*TEXTAUSZUG*
--*--

Nordost-Grönland 2017
Nach der Beteiligung an der Polarstern-Fahrt PS100 im Jahr 2016 waren wir auch dieses Jahr wieder in Nordost-Grönland unterwegs. Ziel war es, an bereits vermarkten Felspunkten präzise GPS-Messungen zu wiederholen.
Nach einer Feldkampagne im Juli 2017, bei der glaziologische Arbeiten im Mittelpunkt standen, aber auch einige der GPS-Stationen auf Fels gemessen werden konnten, startete Polarstern am 12. September 2017 von Tromsö aus zur Forschungsfahrt PS109. Diese führte in die Fram-Straße und das Ozeangebiet in Nordost-Grönland, insbesondere vor dem Nioghalvfjerdsbrae (79-Grad-Gletscher), einem der großen Ausflussgletscher des grönländischen Eisschilds. Mit an Bord waren zwei Geodäten aus Dresden, die regelmäßg von ihrer Arbeit berichteten.

--*--

*KURZE ÜBUNG 1*
Überführe die Datensätze in eine Markdown-Tabelle mit den Spalten „Nr“ für die Zeilennummer und „Inhalt“ für die Zeile, ohne Leerzeilen. Beginne beim ersten Datensatz und höre nach der Zeile auf, die „author-name-row[interactable]: Jon Tweets“ enthält.

[Datensätze aus einer Datenquelle]
--*--

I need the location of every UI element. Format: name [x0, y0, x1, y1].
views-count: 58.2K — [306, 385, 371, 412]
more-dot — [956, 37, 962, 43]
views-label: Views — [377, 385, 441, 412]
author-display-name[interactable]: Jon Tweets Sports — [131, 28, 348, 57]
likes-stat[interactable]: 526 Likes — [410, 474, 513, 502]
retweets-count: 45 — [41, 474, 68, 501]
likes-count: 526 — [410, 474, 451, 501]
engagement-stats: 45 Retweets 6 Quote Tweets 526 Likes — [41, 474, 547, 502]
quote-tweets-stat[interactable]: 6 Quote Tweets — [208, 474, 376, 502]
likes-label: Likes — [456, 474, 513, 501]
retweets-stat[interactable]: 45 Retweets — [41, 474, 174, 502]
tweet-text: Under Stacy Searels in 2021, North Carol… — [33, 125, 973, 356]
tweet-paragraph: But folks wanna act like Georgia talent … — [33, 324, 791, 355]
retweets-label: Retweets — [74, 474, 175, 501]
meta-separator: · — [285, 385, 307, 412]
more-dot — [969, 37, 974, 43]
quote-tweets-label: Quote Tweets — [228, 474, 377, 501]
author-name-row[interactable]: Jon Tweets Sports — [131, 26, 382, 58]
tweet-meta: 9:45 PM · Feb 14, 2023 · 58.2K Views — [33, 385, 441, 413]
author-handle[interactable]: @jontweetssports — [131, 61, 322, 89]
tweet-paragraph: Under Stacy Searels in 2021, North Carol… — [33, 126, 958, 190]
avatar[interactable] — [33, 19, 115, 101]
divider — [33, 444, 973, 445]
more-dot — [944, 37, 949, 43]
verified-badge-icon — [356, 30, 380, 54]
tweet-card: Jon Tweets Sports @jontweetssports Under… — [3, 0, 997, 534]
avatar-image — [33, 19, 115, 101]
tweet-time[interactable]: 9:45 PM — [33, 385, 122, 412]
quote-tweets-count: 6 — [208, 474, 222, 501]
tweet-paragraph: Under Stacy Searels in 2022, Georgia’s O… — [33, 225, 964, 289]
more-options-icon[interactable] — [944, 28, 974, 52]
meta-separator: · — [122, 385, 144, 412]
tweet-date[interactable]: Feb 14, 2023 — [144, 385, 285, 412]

--*--

*KURZE ÜBUNG 2*
Erkläre anhand des Textauszugs, wozu die Beteiligten dieses Jahr erneut in Nordost-Grönland unterwegs waren.

*VOLLSTÄNDIGE LÖSUNG 1*
| Nr | Inhalt |
|---|---|
| 1 | I need the location of every UI element. Format: name [x0, y0, x1, y1]. |
| 2 | views-count: 58.2K — [306, 385, 371, 412] |
| 3 | more-dot — [956, 37, 962, 43] |
| 4 | views-label: Views — [377, 385, 441, 412] |
| 5 | author-display-name[interactable]: Jon Tweets Sports — [131, 28, 348, 57] |
| 6 | likes-stat[interactable]: 526 Likes — [410, 474, 513, 502] |
| 7 | retweets-count: 45 — [41, 474, 68, 501] |
| 8 | likes-count: 526 — [410, 474, 451, 501] |
| 9 | engagement-stats: 45 Retweets 6 Quote Tweets 526 Likes — [41, 474, 547, 502] |
| 10 | quote-tweets-stat[interactable]: 6 Quote Tweets — [208, 474, 376, 502] |
| 11 | likes-label: Likes — [456, 474, 513, 501] |
| 12 | retweets-stat[interactable]: 45 Retweets — [41, 474, 174, 502] |
| 13 | tweet-text: Under Stacy Searels in 2021, North Carol… — [33, 125, 973, 356] |
| 14 | tweet-paragraph: But folks wanna act like Georgia talent … — [33, 324, 791, 355] |
| 15 | retweets-label: Retweets — [74, 474, 175, 501] |
| 16 | meta-separator: · — [285, 385, 307, 412] |
| 17 | more-dot — [969, 37, 974, 43] |
| 18 | quote-tweets-label: Quote Tweets — [228, 474, 377, 501] |
| 19 | author-name-row[interactable]: Jon Tweets Sports — [131, 26, 382, 58] |

*VOLLSTÄNDIGE LÖSUNG 2*
Sie wollten präzise GPS-Messungen wiederholen, und zwar an Felspunkten, die bereits vermarkt waren.